Goal =
Select every line holding the word "ManOhisjeX" and copy it.

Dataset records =
□ □ □ □ □

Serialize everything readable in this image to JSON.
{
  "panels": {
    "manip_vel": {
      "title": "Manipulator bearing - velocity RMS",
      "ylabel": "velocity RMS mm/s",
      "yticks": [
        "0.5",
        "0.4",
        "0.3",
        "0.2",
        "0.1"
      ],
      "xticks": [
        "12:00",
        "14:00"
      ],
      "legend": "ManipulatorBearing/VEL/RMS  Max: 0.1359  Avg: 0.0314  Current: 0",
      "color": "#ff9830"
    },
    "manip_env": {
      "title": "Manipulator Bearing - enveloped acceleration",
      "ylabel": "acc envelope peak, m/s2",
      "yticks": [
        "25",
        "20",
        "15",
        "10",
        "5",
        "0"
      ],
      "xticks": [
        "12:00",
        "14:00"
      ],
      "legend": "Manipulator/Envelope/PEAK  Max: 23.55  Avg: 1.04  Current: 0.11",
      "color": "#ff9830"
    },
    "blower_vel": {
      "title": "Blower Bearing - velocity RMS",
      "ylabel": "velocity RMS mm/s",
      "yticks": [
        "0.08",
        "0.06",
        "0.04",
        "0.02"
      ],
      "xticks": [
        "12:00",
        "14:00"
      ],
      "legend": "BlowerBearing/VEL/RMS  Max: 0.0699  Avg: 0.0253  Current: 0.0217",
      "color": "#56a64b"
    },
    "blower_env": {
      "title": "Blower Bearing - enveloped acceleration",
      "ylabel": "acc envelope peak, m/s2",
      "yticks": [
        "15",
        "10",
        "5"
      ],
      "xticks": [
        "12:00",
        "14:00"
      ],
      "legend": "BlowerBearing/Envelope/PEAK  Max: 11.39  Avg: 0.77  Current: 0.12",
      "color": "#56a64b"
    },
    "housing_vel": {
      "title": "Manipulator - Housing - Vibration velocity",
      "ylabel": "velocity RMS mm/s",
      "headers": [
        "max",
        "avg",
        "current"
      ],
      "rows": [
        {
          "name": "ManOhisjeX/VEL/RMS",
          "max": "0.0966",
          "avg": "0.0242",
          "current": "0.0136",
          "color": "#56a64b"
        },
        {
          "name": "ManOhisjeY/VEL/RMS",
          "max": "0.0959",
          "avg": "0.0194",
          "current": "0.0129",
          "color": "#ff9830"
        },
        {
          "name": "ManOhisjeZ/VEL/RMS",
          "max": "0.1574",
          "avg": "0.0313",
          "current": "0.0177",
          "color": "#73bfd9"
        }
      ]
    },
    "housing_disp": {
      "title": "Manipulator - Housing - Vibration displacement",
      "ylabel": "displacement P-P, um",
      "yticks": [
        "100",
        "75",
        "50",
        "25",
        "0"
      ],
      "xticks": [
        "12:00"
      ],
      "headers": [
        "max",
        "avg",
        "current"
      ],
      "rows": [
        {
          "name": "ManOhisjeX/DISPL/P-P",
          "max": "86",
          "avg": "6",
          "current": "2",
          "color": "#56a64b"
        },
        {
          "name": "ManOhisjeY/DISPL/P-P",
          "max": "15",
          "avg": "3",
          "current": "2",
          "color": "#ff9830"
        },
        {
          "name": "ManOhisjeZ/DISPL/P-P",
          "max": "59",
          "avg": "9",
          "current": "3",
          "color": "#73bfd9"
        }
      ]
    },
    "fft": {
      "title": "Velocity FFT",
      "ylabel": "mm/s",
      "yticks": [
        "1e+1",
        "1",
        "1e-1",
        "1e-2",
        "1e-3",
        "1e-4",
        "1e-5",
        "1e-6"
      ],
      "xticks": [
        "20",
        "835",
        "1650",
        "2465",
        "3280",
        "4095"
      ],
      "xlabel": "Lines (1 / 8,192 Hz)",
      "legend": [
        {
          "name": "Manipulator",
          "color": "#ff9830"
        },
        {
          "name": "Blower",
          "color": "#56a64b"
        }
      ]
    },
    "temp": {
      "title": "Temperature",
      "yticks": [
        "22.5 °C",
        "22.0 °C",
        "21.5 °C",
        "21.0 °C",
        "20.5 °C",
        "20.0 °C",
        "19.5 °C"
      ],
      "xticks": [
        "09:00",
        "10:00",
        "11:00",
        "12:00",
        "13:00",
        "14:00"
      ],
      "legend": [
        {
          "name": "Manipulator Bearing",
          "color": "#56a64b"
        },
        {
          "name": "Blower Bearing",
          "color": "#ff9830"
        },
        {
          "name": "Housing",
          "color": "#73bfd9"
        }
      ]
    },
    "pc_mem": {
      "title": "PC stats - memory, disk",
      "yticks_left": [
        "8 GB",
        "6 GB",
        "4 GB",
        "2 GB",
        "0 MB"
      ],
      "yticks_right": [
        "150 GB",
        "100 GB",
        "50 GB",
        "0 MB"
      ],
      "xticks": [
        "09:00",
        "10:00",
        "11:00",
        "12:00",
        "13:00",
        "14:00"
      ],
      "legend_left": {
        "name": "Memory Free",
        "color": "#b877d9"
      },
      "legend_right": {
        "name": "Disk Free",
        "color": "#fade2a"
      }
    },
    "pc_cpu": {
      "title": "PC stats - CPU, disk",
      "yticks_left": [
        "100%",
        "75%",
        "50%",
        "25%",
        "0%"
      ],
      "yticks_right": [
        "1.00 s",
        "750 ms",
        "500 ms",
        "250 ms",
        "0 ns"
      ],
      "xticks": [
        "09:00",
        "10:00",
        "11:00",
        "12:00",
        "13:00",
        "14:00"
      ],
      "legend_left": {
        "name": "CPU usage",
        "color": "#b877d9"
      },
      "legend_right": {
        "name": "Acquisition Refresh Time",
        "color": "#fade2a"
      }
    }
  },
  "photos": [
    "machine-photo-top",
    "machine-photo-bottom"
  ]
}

□ □ □ □ □

Exercise response =
          "name": "ManOhisjeX/VEL/RMS",
          "name": "ManOhisjeX/DISPL/P-P",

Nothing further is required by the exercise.